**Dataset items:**
==============================

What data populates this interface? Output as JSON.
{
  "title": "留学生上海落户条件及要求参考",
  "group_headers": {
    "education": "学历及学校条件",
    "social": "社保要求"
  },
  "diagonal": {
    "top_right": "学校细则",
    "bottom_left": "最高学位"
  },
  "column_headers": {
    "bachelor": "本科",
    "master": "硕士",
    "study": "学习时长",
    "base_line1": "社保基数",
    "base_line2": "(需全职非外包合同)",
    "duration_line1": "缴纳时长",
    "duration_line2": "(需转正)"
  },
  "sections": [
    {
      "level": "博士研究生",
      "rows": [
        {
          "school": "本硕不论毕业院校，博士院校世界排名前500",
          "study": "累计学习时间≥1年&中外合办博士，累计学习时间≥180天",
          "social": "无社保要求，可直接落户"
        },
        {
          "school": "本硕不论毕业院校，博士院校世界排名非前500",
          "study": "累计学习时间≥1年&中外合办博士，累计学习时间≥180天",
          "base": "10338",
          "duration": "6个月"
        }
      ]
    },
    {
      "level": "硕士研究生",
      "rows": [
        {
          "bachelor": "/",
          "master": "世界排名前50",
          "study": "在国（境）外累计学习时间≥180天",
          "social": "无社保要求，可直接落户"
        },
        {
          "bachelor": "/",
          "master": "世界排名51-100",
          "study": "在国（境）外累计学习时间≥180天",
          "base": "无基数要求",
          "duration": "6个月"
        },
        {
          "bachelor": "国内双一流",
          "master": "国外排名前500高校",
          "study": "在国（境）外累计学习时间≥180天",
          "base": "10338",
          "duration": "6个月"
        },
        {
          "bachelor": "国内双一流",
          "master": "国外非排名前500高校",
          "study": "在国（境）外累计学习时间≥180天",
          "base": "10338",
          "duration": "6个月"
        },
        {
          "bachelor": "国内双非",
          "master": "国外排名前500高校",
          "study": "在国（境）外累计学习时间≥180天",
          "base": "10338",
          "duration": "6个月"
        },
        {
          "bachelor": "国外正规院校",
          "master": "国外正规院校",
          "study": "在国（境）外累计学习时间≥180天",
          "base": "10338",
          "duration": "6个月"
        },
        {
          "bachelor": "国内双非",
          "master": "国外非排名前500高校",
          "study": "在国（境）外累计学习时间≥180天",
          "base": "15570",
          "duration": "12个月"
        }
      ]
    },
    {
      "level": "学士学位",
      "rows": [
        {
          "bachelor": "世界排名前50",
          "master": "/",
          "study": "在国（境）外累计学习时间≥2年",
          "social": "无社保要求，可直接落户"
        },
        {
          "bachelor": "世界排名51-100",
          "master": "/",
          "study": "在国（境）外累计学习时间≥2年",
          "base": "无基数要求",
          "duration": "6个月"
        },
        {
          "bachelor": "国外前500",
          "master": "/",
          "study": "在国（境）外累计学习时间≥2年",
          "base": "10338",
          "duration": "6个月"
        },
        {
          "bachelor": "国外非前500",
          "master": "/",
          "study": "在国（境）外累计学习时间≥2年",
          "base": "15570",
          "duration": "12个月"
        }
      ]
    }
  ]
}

==============================

**What you have to do:** Find and copy each line above that includes the string "bachelor".

**Exercise output:**
    "bachelor": "本科",
          "bachelor": "/",
          "bachelor": "/",
          "bachelor": "国内双一流",
          "bachelor": "国内双一流",
          "bachelor": "国内双非",
          "bachelor": "国外正规院校",
          "bachelor": "国内双非",
          "bachelor": "世界排名前50",
          "bachelor": "世界排名51-100",
          "bachelor": "国外前500",
          "bachelor": "国外非前500",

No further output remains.